§ **Data for this exercise**

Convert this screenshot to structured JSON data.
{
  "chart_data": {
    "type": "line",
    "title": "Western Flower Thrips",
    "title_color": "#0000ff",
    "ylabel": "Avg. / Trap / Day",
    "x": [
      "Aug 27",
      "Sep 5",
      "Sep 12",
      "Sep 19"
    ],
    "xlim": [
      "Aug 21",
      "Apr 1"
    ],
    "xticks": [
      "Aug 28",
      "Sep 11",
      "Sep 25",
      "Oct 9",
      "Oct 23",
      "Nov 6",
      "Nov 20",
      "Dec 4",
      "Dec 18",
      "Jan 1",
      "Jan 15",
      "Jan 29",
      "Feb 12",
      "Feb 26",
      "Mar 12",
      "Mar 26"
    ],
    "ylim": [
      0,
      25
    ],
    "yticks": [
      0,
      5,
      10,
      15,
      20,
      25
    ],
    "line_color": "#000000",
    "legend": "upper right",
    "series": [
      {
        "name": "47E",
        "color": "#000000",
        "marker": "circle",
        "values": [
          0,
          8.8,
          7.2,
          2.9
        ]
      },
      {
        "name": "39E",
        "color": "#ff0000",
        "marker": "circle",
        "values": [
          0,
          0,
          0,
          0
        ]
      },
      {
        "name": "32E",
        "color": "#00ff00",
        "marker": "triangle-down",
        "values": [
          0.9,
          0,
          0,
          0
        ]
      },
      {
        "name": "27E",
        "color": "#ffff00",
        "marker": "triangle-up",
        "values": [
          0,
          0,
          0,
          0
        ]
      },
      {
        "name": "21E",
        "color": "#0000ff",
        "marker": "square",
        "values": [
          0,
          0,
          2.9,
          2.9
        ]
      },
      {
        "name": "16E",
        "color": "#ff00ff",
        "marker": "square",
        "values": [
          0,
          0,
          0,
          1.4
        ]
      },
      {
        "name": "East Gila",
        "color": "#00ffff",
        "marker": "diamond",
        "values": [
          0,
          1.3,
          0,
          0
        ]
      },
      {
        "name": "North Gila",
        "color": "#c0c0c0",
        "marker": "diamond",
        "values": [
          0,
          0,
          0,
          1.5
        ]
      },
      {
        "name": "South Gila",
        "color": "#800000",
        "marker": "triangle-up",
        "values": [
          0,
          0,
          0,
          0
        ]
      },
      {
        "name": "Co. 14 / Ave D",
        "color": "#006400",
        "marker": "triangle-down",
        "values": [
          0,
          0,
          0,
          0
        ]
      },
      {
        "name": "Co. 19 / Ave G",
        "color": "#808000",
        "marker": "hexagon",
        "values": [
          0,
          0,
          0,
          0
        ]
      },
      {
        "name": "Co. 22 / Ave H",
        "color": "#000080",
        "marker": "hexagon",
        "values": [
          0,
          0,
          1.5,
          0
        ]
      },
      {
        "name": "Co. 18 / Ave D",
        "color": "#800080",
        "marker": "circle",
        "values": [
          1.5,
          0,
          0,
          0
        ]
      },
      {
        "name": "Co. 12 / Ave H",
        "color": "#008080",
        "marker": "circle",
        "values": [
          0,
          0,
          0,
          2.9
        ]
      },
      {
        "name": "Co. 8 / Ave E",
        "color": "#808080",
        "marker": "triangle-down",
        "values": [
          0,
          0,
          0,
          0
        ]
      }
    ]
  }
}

§ **Written problem**
Reproduce the entries above in full, verbatim.

§ **Task response**
Convert this screenshot to structured JSON data.
{
  "chart_data": {
    "type": "line",
    "title": "Western Flower Thrips",
    "title_color": "#0000ff",
    "ylabel": "Avg. / Trap / Day",
    "x": [
      "Aug 27",
      "Sep 5",
      "Sep 12",
      "Sep 19"
    ],
    "xlim": [
      "Aug 21",
      "Apr 1"
    ],
    "xticks": [
      "Aug 28",
      "Sep 11",
      "Sep 25",
      "Oct 9",
      "Oct 23",
      "Nov 6",
      "Nov 20",
      "Dec 4",
      "Dec 18",
      "Jan 1",
      "Jan 15",
      "Jan 29",
      "Feb 12",
      "Feb 26",
      "Mar 12",
      "Mar 26"
    ],
    "ylim": [
      0,
      25
    ],
    "yticks": [
      0,
      5,
      10,
      15,
      20,
      25
    ],
    "line_color": "#000000",
    "legend": "upper right",
    "series": [
      {
        "name": "47E",
        "color": "#000000",
        "marker": "circle",
        "values": [
          0,
          8.8,
          7.2,
          2.9
        ]
      },
      {
        "name": "39E",
        "color": "#ff0000",
        "marker": "circle",
        "values": [
          0,
          0,
          0,
          0
        ]
      },
      {
        "name": "32E",
        "color": "#00ff00",
        "marker": "triangle-down",
        "values": [
          0.9,
          0,
          0,
          0
        ]
      },
      {
        "name": "27E",
        "color": "#ffff00",
        "marker": "triangle-up",
        "values": [
          0,
          0,
          0,
          0
        ]
      },
      {
        "name": "21E",
        "color": "#0000ff",
        "marker": "square",
        "values": [
          0,
          0,
          2.9,
          2.9
        ]
      },
      {
        "name": "16E",
        "color": "#ff00ff",
        "marker": "square",
        "values": [
          0,
          0,
          0,
          1.4
        ]
      },
      {
        "name": "East Gila",
        "color": "#00ffff",
        "marker": "diamond",
        "values": [
          0,
          1.3,
          0,
          0
        ]
      },
      {
        "name": "North Gila",
        "color": "#c0c0c0",
        "marker": "diamond",
        "values": [
          0,
          0,
          0,
          1.5
        ]
      },
      {
        "name": "South Gila",
        "color": "#800000",
        "marker": "triangle-up",
        "values": [
          0,
          0,
          0,
          0
        ]
      },
      {
        "name": "Co. 14 / Ave D",
        "color": "#006400",
        "marker": "triangle-down",
        "values": [
          0,
          0,
          0,
          0
        ]
      },
      {
        "name": "Co. 19 / Ave G",
        "color": "#808000",
        "marker": "hexagon",
        "values": [
          0,
          0,
          0,
          0
        ]
      },
      {
        "name": "Co. 22 / Ave H",
        "color": "#000080",
        "marker": "hexagon",
        "values": [
          0,
          0,
          1.5,
          0
        ]
      },
      {
        "name": "Co. 18 / Ave D",
        "color": "#800080",
        "marker": "circle",
        "values": [
          1.5,
          0,
          0,
          0
        ]
      },
      {
        "name": "Co. 12 / Ave H",
        "color": "#008080",
        "marker": "circle",
        "values": [
          0,
          0,
          0,
          2.9
        ]
      },
      {
        "name": "Co. 8 / Ave E",
        "color": "#808080",
        "marker": "triangle-down",
        "values": [
          0,
          0,
          0,
          0
        ]
      }
    ]
  }
}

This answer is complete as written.